### EXERCISE PROMPT
Any picture must be dropped, but each line of the data should be duplicated exactly.
-------- TASK MATERIAL
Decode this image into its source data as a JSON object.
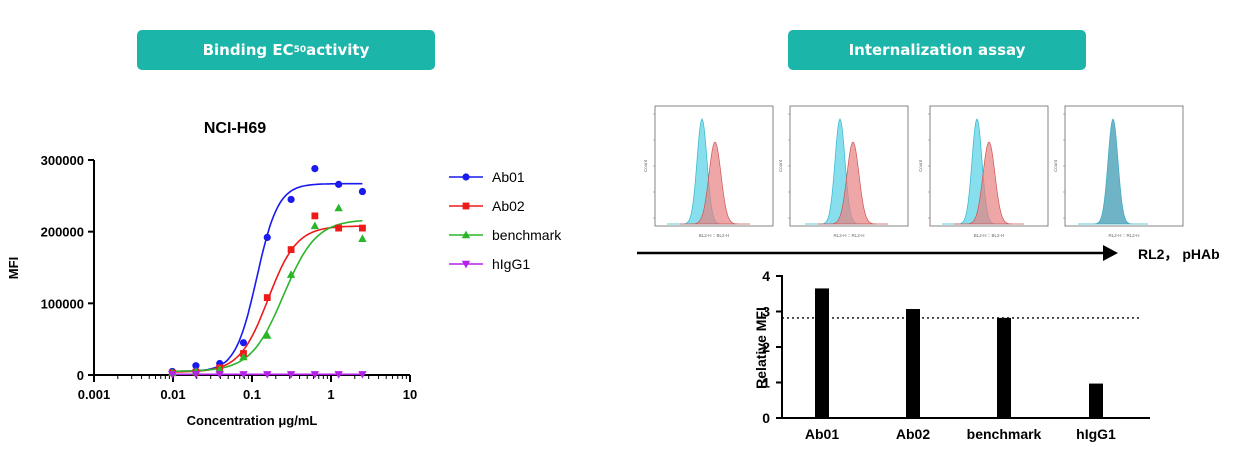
{
  "headers": {
    "left": {
      "main": "Binding EC",
      "sub": "50",
      "tail": " activity"
    },
    "right": "Internalization assay"
  },
  "flow": {
    "axis_label": "RL2， pHAb"
  },
  "colors": {
    "teal": "#1bb5a9",
    "ab01": "#1a1aee",
    "ab02": "#ee1a1a",
    "benchmark": "#2ab52a",
    "higg1": "#b422e8",
    "hist_blue": "#5fd3e6",
    "hist_red": "#e88080",
    "hist_overlap": "#5a8fa8"
  },
  "chart_data": [
    {
      "type": "scatter",
      "title": "NCI-H69",
      "xlabel": "Concentration μg/mL",
      "ylabel": "MFI",
      "xscale": "log",
      "xlim": [
        0.001,
        10
      ],
      "ylim": [
        0,
        300000
      ],
      "xticks": [
        "0.001",
        "0.01",
        "0.1",
        "1",
        "10"
      ],
      "yticks": [
        "0",
        "100000",
        "200000",
        "300000"
      ],
      "legend_position": "right",
      "x": [
        0.0098,
        0.0195,
        0.039,
        0.078,
        0.156,
        0.3125,
        0.625,
        1.25,
        2.5
      ],
      "series": [
        {
          "name": "Ab01",
          "marker": "circle",
          "values": [
            5000,
            13000,
            16000,
            45000,
            192000,
            245000,
            288000,
            266000,
            256000
          ],
          "fit": {
            "bottom": 5000,
            "top": 267000,
            "ec50": 0.115,
            "hill": 3.2
          }
        },
        {
          "name": "Ab02",
          "marker": "square",
          "values": [
            3000,
            4000,
            10000,
            30000,
            108000,
            175000,
            222000,
            205000,
            205000
          ],
          "fit": {
            "bottom": 4000,
            "top": 208000,
            "ec50": 0.16,
            "hill": 2.4
          }
        },
        {
          "name": "benchmark",
          "marker": "triangle-up",
          "values": [
            3000,
            5000,
            8000,
            25000,
            55000,
            140000,
            208000,
            233000,
            190000
          ],
          "fit": {
            "bottom": 5000,
            "top": 217000,
            "ec50": 0.25,
            "hill": 2.1
          }
        },
        {
          "name": "hIgG1",
          "marker": "triangle-down",
          "values": [
            1000,
            1000,
            1000,
            1000,
            1000,
            1000,
            1000,
            1000,
            1000
          ],
          "fit": {
            "bottom": 1000,
            "top": 1000,
            "ec50": 0.1,
            "hill": 1
          }
        }
      ]
    },
    {
      "type": "bar",
      "categories": [
        "Ab01",
        "Ab02",
        "benchmark",
        "hIgG1"
      ],
      "values": [
        3.65,
        3.07,
        2.82,
        0.97
      ],
      "ylabel": "Relative MFI",
      "ylim": [
        0,
        4
      ],
      "yticks": [
        "0",
        "1",
        "2",
        "3",
        "4"
      ],
      "reference_line": 2.82
    }
  ],
  "histograms": [
    {
      "xlabel": "BL2-H :: BL2-H",
      "ylabel": "Count"
    },
    {
      "xlabel": "RL2-H :: RL2-H",
      "ylabel": "Count"
    },
    {
      "xlabel": "BL2-H :: BL2-H",
      "ylabel": "Count"
    },
    {
      "xlabel": "RL2-H :: RL2-H",
      "ylabel": "Count"
    }
  ]
}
----------------
### SOLUTION TO THE EXERCISE
Decode this image into its source data as a JSON object.
{
  "headers": {
    "left": {
      "main": "Binding EC",
      "sub": "50",
      "tail": " activity"
    },
    "right": "Internalization assay"
  },
  "flow": {
    "axis_label": "RL2， pHAb"
  },
  "colors": {
    "teal": "#1bb5a9",
    "ab01": "#1a1aee",
    "ab02": "#ee1a1a",
    "benchmark": "#2ab52a",
    "higg1": "#b422e8",
    "hist_blue": "#5fd3e6",
    "hist_red": "#e88080",
    "hist_overlap": "#5a8fa8"
  },
  "chart_data": [
    {
      "type": "scatter",
      "title": "NCI-H69",
      "xlabel": "Concentration μg/mL",
      "ylabel": "MFI",
      "xscale": "log",
      "xlim": [
        0.001,
        10
      ],
      "ylim": [
        0,
        300000
      ],
      "xticks": [
        "0.001",
        "0.01",
        "0.1",
        "1",
        "10"
      ],
      "yticks": [
        "0",
        "100000",
        "200000",
        "300000"
      ],
      "legend_position": "right",
      "x": [
        0.0098,
        0.0195,
        0.039,
        0.078,
        0.156,
        0.3125,
        0.625,
        1.25,
        2.5
      ],
      "series": [
        {
          "name": "Ab01",
          "marker": "circle",
          "values": [
            5000,
            13000,
            16000,
            45000,
            192000,
            245000,
            288000,
            266000,
            256000
          ],
          "fit": {
            "bottom": 5000,
            "top": 267000,
            "ec50": 0.115,
            "hill": 3.2
          }
        },
        {
          "name": "Ab02",
          "marker": "square",
          "values": [
            3000,
            4000,
            10000,
            30000,
            108000,
            175000,
            222000,
            205000,
            205000
          ],
          "fit": {
            "bottom": 4000,
            "top": 208000,
            "ec50": 0.16,
            "hill": 2.4
          }
        },
        {
          "name": "benchmark",
          "marker": "triangle-up",
          "values": [
            3000,
            5000,
            8000,
            25000,
            55000,
            140000,
            208000,
            233000,
            190000
          ],
          "fit": {
            "bottom": 5000,
            "top": 217000,
            "ec50": 0.25,
            "hill": 2.1
          }
        },
        {
          "name": "hIgG1",
          "marker": "triangle-down",
          "values": [
            1000,
            1000,
            1000,
            1000,
            1000,
            1000,
            1000,
            1000,
            1000
          ],
          "fit": {
            "bottom": 1000,
            "top": 1000,
            "ec50": 0.1,
            "hill": 1
          }
        }
      ]
    },
    {
      "type": "bar",
      "categories": [
        "Ab01",
        "Ab02",
        "benchmark",
        "hIgG1"
      ],
      "values": [
        3.65,
        3.07,
        2.82,
        0.97
      ],
      "ylabel": "Relative MFI",
      "ylim": [
        0,
        4
      ],
      "yticks": [
        "0",
        "1",
        "2",
        "3",
        "4"
      ],
      "reference_line": 2.82
    }
  ],
  "histograms": [
    {
      "xlabel": "BL2-H :: BL2-H",
      "ylabel": "Count"
    },
    {
      "xlabel": "RL2-H :: RL2-H",
      "ylabel": "Count"
    },
    {
      "xlabel": "BL2-H :: BL2-H",
      "ylabel": "Count"
    },
    {
      "xlabel": "RL2-H :: RL2-H",
      "ylabel": "Count"
    }
  ]
}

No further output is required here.